= Exercise =
Identify the lines bearing the string "color" and gather them.

──────── Entries shown

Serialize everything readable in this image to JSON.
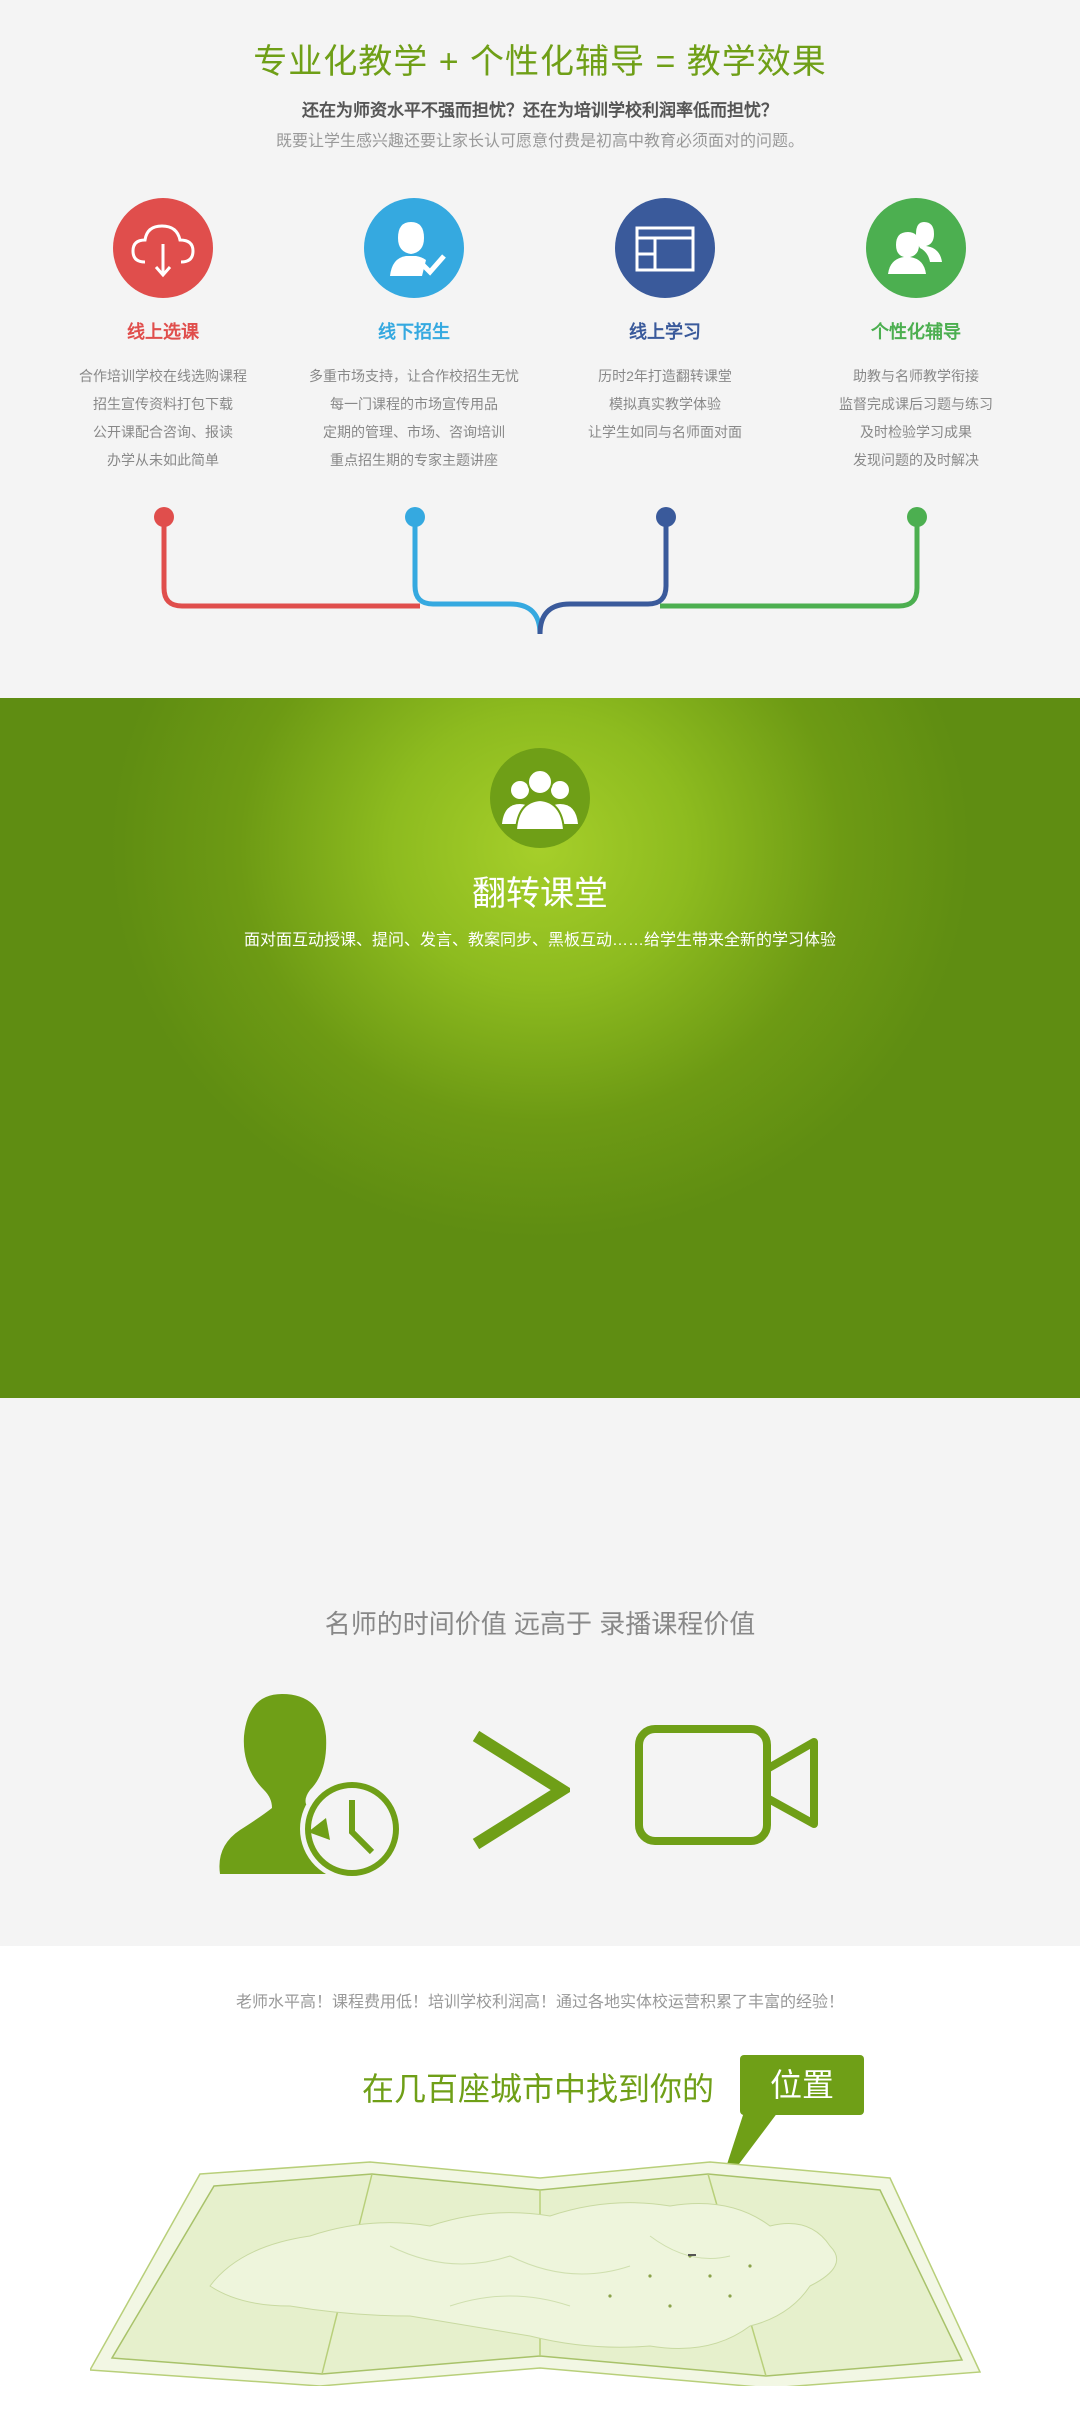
{
  "section1": {
    "title": "专业化教学 + 个性化辅导 = 教学效果",
    "subtitle1": "还在为师资水平不强而担忧？还在为培训学校利润率低而担忧？",
    "subtitle2": "既要让学生感兴趣还要让家长认可愿意付费是初高中教育必须面对的问题。",
    "features": [
      {
        "title": "线上选课",
        "color": "#e04e4c",
        "icon": "cloud-download-icon",
        "lines": [
          "合作培训学校在线选购课程",
          "招生宣传资料打包下载",
          "公开课配合咨询、报读",
          "办学从未如此简单"
        ]
      },
      {
        "title": "线下招生",
        "color": "#35a9e0",
        "icon": "user-check-icon",
        "lines": [
          "多重市场支持，让合作校招生无忧",
          "每一门课程的市场宣传用品",
          "定期的管理、市场、咨询培训",
          "重点招生期的专家主题讲座"
        ]
      },
      {
        "title": "线上学习",
        "color": "#3a5a9b",
        "icon": "layout-window-icon",
        "lines": [
          "历时2年打造翻转课堂",
          "模拟真实教学体验",
          "让学生如同与名师面对面"
        ]
      },
      {
        "title": "个性化辅导",
        "color": "#4caf50",
        "icon": "users-icon",
        "lines": [
          "助教与名师教学衔接",
          "监督完成课后习题与练习",
          "及时检验学习成果",
          "发现问题的及时解决"
        ]
      }
    ]
  },
  "section2": {
    "title": "翻转课堂",
    "description": "面对面互动授课、提问、发言、教案同步、黑板互动……给学生带来全新的学习体验",
    "icon": "group-icon"
  },
  "section3": {
    "title": "名师的时间价值 远高于 录播课程价值",
    "icons": [
      "teacher-clock-icon",
      "greater-than-icon",
      "video-camera-icon"
    ]
  },
  "section4": {
    "description": "老师水平高！课程费用低！培训学校利润高！通过各地实体校运营积累了丰富的经验！",
    "headline": "在几百座城市中找到你的",
    "bubble": "位置",
    "icon": "china-map-icon"
  }
}
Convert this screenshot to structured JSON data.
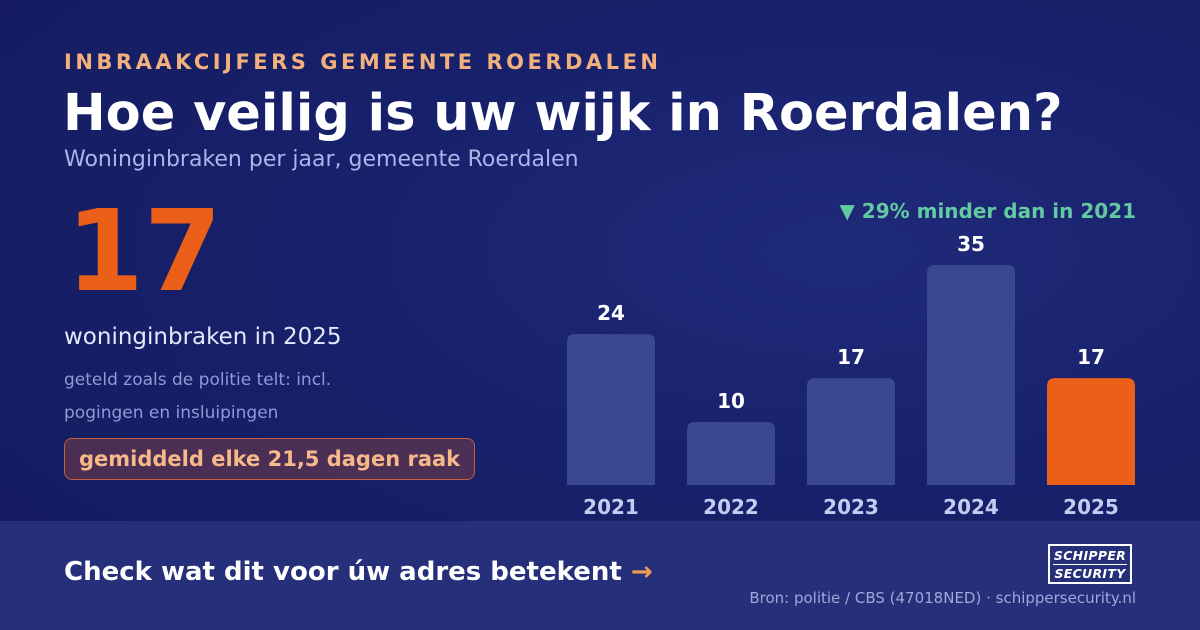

────────────────

= Result for this exercise =
        "color": "#e04e4c",
        "color": "#35a9e0",
        "color": "#3a5a9b",
        "color": "#4caf50",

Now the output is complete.